Look through the material below and give the number of lines holding "начало", with no other words.
-- Given information start --
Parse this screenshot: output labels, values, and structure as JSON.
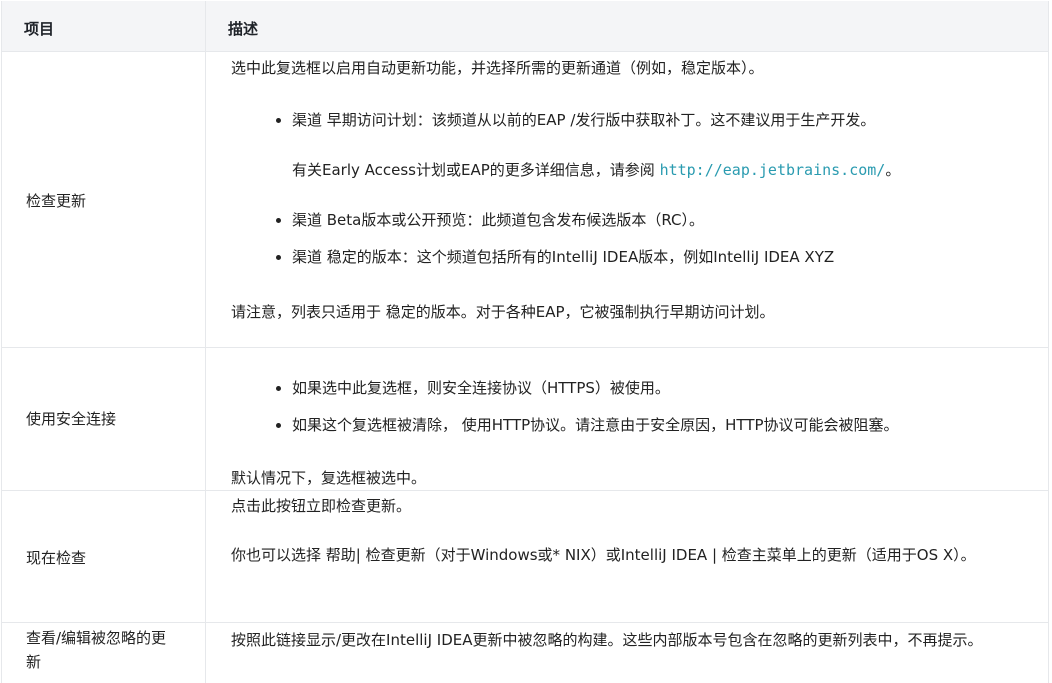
{
  "header": {
    "col_item": "项目",
    "col_desc": "描述"
  },
  "rows": [
    {
      "item": "检查更新",
      "intro": "选中此复选框以启用自动更新功能，并选择所需的更新通道（例如，稳定版本）。",
      "b1": "渠道 早期访问计划：该频道从以前的EAP /发行版中获取补丁。这不建议用于生产开发。",
      "sub_pre": "有关Early Access计划或EAP的更多详细信息，请参阅 ",
      "sub_link": "http://eap.jetbrains.com/",
      "sub_post": "。",
      "b2": "渠道 Beta版本或公开预览：此频道包含发布候选版本（RC）。",
      "b3": "渠道 稳定的版本：这个频道包括所有的IntelliJ IDEA版本，例如IntelliJ IDEA XYZ",
      "note": "请注意，列表只适用于 稳定的版本。对于各种EAP，它被强制执行早期访问计划。"
    },
    {
      "item": "使用安全连接",
      "b1": "如果选中此复选框，则安全连接协议（HTTPS）被使用。",
      "b2": "如果这个复选框被清除， 使用HTTP协议。请注意由于安全原因，HTTP协议可能会被阻塞。",
      "note": "默认情况下，复选框被选中。"
    },
    {
      "item": "现在检查",
      "line1": "点击此按钮立即检查更新。",
      "line2": "你也可以选择 帮助| 检查更新（对于Windows或* NIX）或IntelliJ IDEA | 检查主菜单上的更新（适用于OS X）。"
    },
    {
      "item": "查看/编辑被忽略的更新",
      "line1": "按照此链接显示/更改在IntelliJ IDEA更新中被忽略的构建。这些内部版本号包含在忽略的更新列表中，不再提示。"
    }
  ]
}
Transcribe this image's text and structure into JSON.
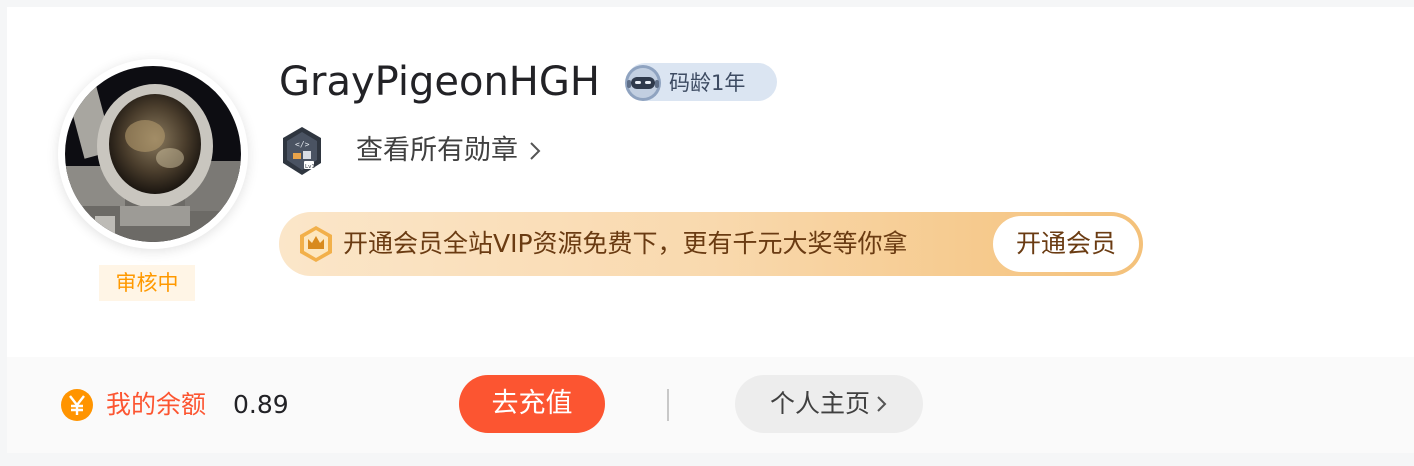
{
  "profile": {
    "username": "GrayPigeonHGH",
    "code_age": "码龄1年",
    "review_status": "审核中",
    "all_badges_link": "查看所有勋章"
  },
  "vip": {
    "promo_text": "开通会员全站VIP资源免费下，更有千元大奖等你拿",
    "button_label": "开通会员"
  },
  "wallet": {
    "balance_label": "我的余额",
    "balance_value": "0.89",
    "recharge_label": "去充值",
    "homepage_label": "个人主页"
  },
  "colors": {
    "accent": "#fc5531",
    "status": "#ff9900",
    "vip_text": "#6a3b12"
  },
  "icons": {
    "robot": "robot-icon",
    "badge": "medal-badge-icon",
    "crown": "crown-icon",
    "yen": "yen-coin-icon",
    "chevron": "chevron-right-icon"
  }
}
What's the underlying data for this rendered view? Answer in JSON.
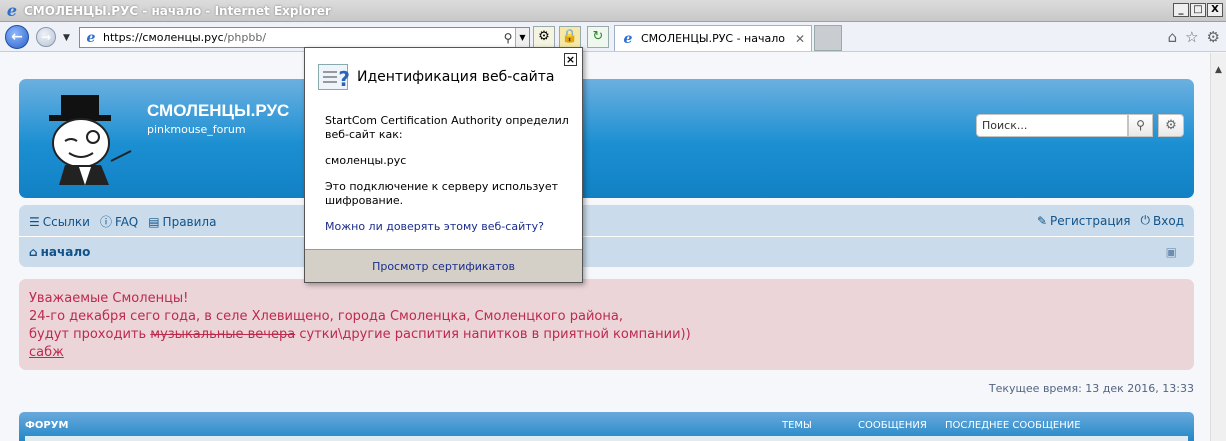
{
  "window": {
    "title": "СМОЛЕНЦЫ.РУС - начало - Internet Explorer",
    "minimize": "_",
    "maximize": "□",
    "close": "X"
  },
  "navbar": {
    "url_host": "https://смоленцы.рус",
    "url_path": "/phpbb/",
    "tab_title": "СМОЛЕНЦЫ.РУС - начало",
    "tab_close": "✕"
  },
  "header": {
    "site_title": "СМОЛЕНЦЫ.РУС",
    "site_description": "pinkmouse_forum",
    "search_placeholder": "Поиск..."
  },
  "nav": {
    "links": [
      "Ссылки",
      "FAQ",
      "Правила"
    ],
    "register": "Регистрация",
    "login": "Вход",
    "breadcrumb": "начало"
  },
  "announcement": {
    "line1": "Уважаемые Смоленцы!",
    "line2": "24-го декабря сего года, в селе Хлевищено, города Смоленцка, Смоленцкого района,",
    "line3_prefix": "будут проходить ",
    "line3_struck": "музыкальные вечера",
    "line3_suffix": " сутки\\другие распития напитков в приятной компании))",
    "link": "сабж"
  },
  "current_time": "Текущее время: 13 дек 2016, 13:33",
  "forum_table": {
    "col_forum": "Форум",
    "col_topics": "Темы",
    "col_posts": "Сообщения",
    "col_last": "Последнее сообщение"
  },
  "popup": {
    "title": "Идентификация веб-сайта",
    "text1": "StartCom Certification Authority определил веб-сайт как:",
    "text2": "смоленцы.рус",
    "text3": "Это подключение к серверу использует шифрование.",
    "link": "Можно ли доверять этому веб-сайту?",
    "footer": "Просмотр сертификатов",
    "close": "×"
  }
}
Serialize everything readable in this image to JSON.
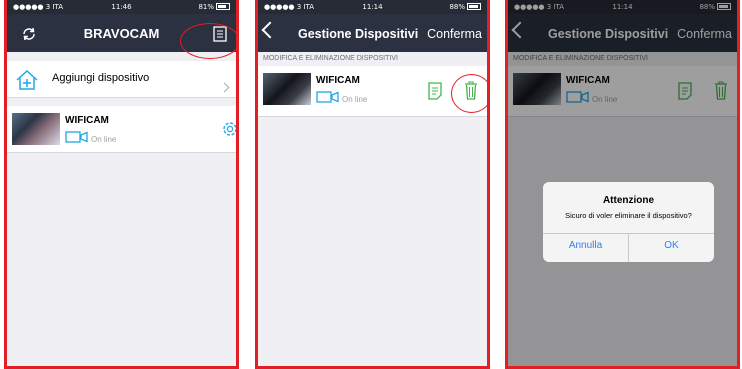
{
  "screens": [
    {
      "status": {
        "carrier": "●●●●● 3 ITA",
        "time": "11:46",
        "battery": "81%"
      },
      "nav": {
        "title": "BRAVOCAM"
      },
      "add_device": {
        "label": "Aggiungi dispositivo"
      },
      "device": {
        "name": "WIFICAM",
        "status": "On line"
      }
    },
    {
      "status": {
        "carrier": "●●●●● 3 ITA",
        "time": "11:14",
        "battery": "88%"
      },
      "nav": {
        "title": "Gestione Dispositivi",
        "confirm": "Conferma"
      },
      "section": "MODIFICA E ELIMINAZIONE DISPOSITIVI",
      "device": {
        "name": "WIFICAM",
        "status": "On line"
      }
    },
    {
      "status": {
        "carrier": "●●●●● 3 ITA",
        "time": "11:14",
        "battery": "88%"
      },
      "nav": {
        "title": "Gestione Dispositivi",
        "confirm": "Conferma"
      },
      "section": "MODIFICA E ELIMINAZIONE DISPOSITIVI",
      "device": {
        "name": "WIFICAM",
        "status": "On line"
      },
      "dialog": {
        "title": "Attenzione",
        "message": "Sicuro di voler eliminare il dispositivo?",
        "cancel": "Annulla",
        "ok": "OK"
      }
    }
  ],
  "colors": {
    "accent": "#e31e24",
    "nav": "#2b3140",
    "icon": "#20a7e6",
    "green": "#43b649",
    "link": "#2f7ff0"
  }
}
-- Given information end --
Problem solution >>
3